● **Task instructions**
Update the listing from its first line through the line containing "label-cell: 额定电流 — [8, 210, 166, 244]", both included, so that "label-cell" becomes "field-name" and nothing else changes.

[Labeled box listing]

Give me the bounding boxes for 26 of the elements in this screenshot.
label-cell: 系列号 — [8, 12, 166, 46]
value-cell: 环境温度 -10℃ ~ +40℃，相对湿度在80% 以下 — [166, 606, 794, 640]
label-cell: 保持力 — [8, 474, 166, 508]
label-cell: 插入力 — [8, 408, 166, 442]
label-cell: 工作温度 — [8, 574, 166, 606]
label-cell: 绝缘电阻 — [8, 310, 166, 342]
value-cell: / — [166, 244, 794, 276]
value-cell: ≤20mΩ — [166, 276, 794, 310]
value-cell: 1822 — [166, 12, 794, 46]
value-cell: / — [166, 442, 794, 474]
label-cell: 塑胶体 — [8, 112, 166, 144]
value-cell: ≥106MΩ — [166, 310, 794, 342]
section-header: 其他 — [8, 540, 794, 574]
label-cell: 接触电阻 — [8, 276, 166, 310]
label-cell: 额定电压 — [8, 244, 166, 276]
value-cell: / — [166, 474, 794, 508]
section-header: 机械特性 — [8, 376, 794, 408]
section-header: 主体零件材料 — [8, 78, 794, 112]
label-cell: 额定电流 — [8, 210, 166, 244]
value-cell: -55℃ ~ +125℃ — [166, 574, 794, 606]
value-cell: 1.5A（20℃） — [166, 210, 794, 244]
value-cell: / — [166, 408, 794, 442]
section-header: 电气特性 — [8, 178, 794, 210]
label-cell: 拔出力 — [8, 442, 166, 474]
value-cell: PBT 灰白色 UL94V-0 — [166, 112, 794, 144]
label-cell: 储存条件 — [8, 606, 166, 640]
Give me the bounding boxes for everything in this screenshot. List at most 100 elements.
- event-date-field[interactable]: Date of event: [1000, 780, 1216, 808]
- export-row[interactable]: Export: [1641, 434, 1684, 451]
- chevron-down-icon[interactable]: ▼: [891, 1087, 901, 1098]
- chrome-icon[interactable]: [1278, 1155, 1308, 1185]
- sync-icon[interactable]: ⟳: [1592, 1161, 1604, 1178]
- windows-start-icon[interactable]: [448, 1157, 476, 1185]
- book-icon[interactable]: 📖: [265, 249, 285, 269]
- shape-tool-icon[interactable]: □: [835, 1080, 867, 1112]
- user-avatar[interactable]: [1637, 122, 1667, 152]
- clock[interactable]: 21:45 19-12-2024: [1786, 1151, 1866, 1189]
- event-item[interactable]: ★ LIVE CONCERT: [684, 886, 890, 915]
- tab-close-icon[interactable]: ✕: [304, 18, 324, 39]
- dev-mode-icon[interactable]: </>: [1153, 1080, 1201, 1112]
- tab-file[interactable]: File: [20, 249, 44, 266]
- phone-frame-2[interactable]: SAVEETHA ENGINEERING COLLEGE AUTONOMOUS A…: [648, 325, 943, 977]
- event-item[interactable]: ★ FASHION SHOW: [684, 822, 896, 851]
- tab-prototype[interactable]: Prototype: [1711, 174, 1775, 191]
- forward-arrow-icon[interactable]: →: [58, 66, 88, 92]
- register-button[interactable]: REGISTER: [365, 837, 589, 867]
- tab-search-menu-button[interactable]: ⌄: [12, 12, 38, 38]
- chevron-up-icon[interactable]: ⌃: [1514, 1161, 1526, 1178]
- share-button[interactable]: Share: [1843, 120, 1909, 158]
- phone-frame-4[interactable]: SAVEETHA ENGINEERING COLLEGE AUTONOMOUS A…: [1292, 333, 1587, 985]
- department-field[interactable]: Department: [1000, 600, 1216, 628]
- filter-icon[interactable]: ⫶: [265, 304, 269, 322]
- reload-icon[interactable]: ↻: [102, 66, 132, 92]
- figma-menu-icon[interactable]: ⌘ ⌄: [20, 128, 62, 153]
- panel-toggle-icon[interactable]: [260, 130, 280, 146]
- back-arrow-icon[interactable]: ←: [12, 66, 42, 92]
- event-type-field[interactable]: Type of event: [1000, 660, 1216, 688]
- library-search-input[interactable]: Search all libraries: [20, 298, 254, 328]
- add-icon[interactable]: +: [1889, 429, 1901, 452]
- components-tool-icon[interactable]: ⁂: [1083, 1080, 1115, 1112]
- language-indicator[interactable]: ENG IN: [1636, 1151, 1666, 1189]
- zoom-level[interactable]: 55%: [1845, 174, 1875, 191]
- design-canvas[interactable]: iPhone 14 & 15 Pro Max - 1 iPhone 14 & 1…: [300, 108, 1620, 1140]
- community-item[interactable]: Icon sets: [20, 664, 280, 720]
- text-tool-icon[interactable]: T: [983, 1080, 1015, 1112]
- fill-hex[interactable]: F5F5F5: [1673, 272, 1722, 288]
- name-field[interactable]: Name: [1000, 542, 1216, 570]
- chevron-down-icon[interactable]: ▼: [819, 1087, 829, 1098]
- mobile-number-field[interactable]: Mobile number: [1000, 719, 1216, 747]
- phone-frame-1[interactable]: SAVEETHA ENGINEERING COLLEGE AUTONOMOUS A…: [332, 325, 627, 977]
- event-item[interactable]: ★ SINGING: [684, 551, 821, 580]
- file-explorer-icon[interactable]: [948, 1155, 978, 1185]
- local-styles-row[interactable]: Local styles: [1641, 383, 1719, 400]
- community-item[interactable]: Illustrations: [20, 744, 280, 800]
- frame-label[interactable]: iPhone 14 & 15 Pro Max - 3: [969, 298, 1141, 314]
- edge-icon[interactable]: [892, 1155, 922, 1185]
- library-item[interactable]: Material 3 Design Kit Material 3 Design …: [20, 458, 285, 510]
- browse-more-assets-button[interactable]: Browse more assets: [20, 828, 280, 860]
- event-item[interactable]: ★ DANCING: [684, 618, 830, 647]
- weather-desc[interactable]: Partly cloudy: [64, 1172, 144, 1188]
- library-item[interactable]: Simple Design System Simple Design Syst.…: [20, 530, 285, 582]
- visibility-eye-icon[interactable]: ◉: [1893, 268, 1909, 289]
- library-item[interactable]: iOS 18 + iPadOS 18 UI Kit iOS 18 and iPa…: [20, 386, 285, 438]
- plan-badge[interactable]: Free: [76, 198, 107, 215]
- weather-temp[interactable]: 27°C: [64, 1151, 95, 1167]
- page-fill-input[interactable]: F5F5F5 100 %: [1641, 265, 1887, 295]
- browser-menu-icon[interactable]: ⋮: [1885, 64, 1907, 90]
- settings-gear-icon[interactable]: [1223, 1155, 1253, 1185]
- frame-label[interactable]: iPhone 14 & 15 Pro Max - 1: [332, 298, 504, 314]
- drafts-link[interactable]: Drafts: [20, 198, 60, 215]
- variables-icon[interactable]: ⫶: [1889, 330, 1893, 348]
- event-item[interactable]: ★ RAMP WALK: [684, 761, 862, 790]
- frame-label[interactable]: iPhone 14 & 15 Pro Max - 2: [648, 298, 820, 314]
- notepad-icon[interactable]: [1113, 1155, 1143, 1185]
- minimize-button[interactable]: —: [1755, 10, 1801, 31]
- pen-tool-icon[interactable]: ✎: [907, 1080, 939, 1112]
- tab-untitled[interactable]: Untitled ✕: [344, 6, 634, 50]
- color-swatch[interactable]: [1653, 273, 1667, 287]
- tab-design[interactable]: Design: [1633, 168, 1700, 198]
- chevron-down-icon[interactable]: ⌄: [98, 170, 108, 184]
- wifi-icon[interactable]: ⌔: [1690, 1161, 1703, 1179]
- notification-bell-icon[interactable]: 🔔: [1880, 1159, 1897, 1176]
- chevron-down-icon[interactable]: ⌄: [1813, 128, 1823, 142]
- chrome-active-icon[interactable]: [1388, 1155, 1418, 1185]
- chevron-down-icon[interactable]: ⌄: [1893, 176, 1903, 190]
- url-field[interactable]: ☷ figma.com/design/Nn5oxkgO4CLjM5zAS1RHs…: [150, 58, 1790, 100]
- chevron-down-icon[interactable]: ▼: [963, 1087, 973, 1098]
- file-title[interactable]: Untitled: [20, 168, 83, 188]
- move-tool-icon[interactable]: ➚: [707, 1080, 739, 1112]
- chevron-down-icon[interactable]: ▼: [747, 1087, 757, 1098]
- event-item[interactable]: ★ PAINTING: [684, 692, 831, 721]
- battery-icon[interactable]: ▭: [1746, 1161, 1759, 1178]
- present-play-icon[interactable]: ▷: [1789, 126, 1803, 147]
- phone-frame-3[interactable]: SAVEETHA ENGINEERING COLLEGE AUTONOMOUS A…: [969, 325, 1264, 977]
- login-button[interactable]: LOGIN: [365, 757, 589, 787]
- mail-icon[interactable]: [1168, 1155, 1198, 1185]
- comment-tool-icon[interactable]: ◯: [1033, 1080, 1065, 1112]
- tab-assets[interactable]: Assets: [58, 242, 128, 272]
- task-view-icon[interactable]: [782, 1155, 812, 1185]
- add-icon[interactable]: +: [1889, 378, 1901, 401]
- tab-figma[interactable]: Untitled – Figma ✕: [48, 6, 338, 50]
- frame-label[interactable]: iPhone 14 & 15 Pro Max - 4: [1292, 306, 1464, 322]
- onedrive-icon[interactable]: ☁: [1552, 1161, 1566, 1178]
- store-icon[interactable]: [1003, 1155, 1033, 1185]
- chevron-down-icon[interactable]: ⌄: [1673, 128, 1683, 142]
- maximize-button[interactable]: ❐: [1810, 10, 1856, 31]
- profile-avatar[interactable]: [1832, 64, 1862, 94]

● **Finished exercise**
Give me the bounding boxes for 26 of the elements in this screenshot.
field-name: 系列号 — [8, 12, 166, 46]
value-cell: 环境温度 -10℃ ~ +40℃，相对湿度在80% 以下 — [166, 606, 794, 640]
field-name: 保持力 — [8, 474, 166, 508]
field-name: 插入力 — [8, 408, 166, 442]
field-name: 工作温度 — [8, 574, 166, 606]
field-name: 绝缘电阻 — [8, 310, 166, 342]
value-cell: / — [166, 244, 794, 276]
value-cell: ≤20mΩ — [166, 276, 794, 310]
value-cell: 1822 — [166, 12, 794, 46]
value-cell: / — [166, 442, 794, 474]
field-name: 塑胶体 — [8, 112, 166, 144]
value-cell: ≥106MΩ — [166, 310, 794, 342]
section-header: 其他 — [8, 540, 794, 574]
field-name: 接触电阻 — [8, 276, 166, 310]
field-name: 额定电压 — [8, 244, 166, 276]
value-cell: / — [166, 474, 794, 508]
section-header: 机械特性 — [8, 376, 794, 408]
section-header: 主体零件材料 — [8, 78, 794, 112]
field-name: 额定电流 — [8, 210, 166, 244]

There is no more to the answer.